The Brady Campaign talks about requiring universal background checks. This will require online sales and gun show sales to be subject to background checks. This ignores the fact that all dealers are required, as condition of licensure, to conduct background checks. The question is whether the Campaign is grasping at straws or is just generally irrelevent.

First, of the 2.1 blocked sales, these were generally people who were not aware that they were prohibited persons. The fact that they were going through the process indicates that there may be a number of prohibitions that screen individuals who are otherwise law abiding citizens. Note that Mark Kelly, a “gun safety activist” was denied a sale on an AR because his actions indicated he was not, in fact the end recipient of the weapon—he could have been prosecuted for a false statement on his 4473.

Second, all federal law is governed by the Constitution of the United States. The authority of the Gun Control Act of 1968, as Amended, is the Commerce Clause. Dealers are licensed because they deal in “Commerce among the States.” While the preamble of the Act references “Public Safety” there is no (nul, zip, nada) grant of power to Congress in this area.

**Recorded data**
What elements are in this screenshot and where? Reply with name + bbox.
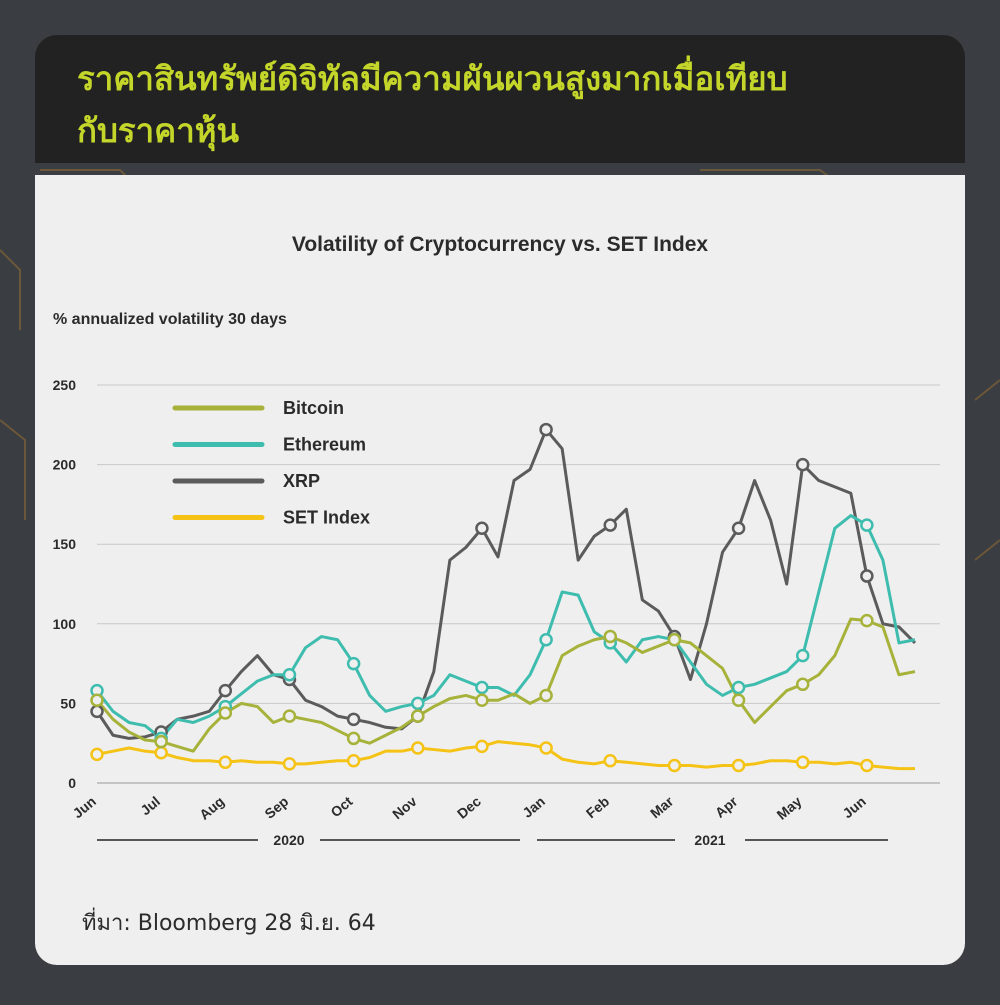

**Given exercise A**
According to the passage on background checks, what is the source of authority for the Gun Control Act of 1968, as Amended?
**Given exercise B**
Summarize the passage on background checks in two sentences.
**Given exercise C**
Extend the passage on background checks, picking up right after its final sentence.

**Exercise answer A**
The Commerce Clause.

**Exercise answer B**
The passage argues that the Brady Campaign's push for universal background checks on online and gun show sales ignores that all licensed dealers must already conduct background checks. It adds that blocked buyers were generally unaware they were prohibited persons, and that the Gun Control Act rests on the Commerce Clause, which grants Congress no power in the area of public safety.

**Exercise answer C**
And, despite the people, such as my wife, who believe there are inherent powers, this was a deliberate omission because the “framers” assumed that public safety was one of those general governmental functions the States would perform. Further, the anti-federalists pushed through an amendment which stated “The powers not delegated to the United States by the Constitution, nor prohibited by it to the States, are reserved to the States respectively, or to the people.” In other words, before the late Nineteenth Century, when Congress discovered the Commerce Clause as a means to enact criminal penalties, there was a general belief that the safety of the population was a function of the States which have independent sovereign powers as opposed to delegated powers. (No, the Fourteenth Amendment did not repeal the Tenth, and the Tenth Amendment does supersede both the Commerce Clause and the Supremacy Clause.)

Now to the nitty-gritty. My wife sold a shotgun to an individual in another state through Gunbroker.com. We shipped through a dealer to the buyer’s dealer. The transaction was handled through the normal process. I have purchased weapons from companies that deal on the internet—in those instances the weapon was sent to my dealer and I filled out the 4473 and my dealer ran the background check. In other words, the Brady Campaign has been disingenuous in this claim.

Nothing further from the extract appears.